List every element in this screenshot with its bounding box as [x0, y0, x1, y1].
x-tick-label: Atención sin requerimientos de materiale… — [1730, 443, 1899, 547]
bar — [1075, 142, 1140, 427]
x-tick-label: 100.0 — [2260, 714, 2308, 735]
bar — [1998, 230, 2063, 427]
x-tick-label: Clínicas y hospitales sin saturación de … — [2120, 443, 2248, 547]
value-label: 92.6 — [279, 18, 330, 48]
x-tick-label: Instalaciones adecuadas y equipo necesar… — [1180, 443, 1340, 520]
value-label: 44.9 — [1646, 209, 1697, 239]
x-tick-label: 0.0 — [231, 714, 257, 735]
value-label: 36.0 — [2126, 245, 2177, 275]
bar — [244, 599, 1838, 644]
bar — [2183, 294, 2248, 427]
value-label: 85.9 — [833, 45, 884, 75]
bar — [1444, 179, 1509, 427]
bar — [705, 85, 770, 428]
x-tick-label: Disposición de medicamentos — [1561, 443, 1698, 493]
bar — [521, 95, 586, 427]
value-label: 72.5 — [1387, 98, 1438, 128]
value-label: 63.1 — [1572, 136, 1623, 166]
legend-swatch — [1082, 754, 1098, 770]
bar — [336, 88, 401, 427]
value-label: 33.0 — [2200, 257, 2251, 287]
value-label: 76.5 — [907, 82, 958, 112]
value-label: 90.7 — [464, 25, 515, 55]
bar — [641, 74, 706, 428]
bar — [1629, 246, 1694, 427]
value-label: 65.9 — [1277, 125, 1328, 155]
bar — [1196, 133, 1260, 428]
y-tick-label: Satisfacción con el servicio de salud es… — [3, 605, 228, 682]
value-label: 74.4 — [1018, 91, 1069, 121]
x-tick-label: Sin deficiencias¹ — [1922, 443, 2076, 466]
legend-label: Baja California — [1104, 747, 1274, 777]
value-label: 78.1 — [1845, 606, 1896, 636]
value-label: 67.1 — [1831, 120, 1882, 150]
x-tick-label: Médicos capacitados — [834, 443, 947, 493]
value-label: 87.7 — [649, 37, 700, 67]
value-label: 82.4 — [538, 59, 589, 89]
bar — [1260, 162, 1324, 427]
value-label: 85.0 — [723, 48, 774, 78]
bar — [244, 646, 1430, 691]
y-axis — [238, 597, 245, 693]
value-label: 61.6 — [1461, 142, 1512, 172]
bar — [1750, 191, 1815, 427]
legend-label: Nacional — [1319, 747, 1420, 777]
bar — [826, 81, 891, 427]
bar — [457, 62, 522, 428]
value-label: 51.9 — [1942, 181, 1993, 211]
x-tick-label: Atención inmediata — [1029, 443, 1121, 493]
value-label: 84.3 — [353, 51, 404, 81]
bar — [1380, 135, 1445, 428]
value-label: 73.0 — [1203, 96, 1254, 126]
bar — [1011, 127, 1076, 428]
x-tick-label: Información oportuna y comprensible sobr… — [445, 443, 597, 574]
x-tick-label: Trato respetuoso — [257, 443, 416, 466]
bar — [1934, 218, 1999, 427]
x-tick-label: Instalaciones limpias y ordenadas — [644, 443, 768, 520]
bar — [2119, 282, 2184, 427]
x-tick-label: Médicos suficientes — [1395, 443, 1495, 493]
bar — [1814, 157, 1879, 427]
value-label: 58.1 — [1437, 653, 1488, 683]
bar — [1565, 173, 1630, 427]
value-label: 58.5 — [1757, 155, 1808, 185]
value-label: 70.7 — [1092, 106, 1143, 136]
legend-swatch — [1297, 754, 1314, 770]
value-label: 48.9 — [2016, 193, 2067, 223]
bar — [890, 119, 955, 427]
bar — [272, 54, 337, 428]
____________
● **Problem to solve**
Count the lines of the records that contain the string "swatch", matching case exactly. Give only the number.

● **Solved problem**
2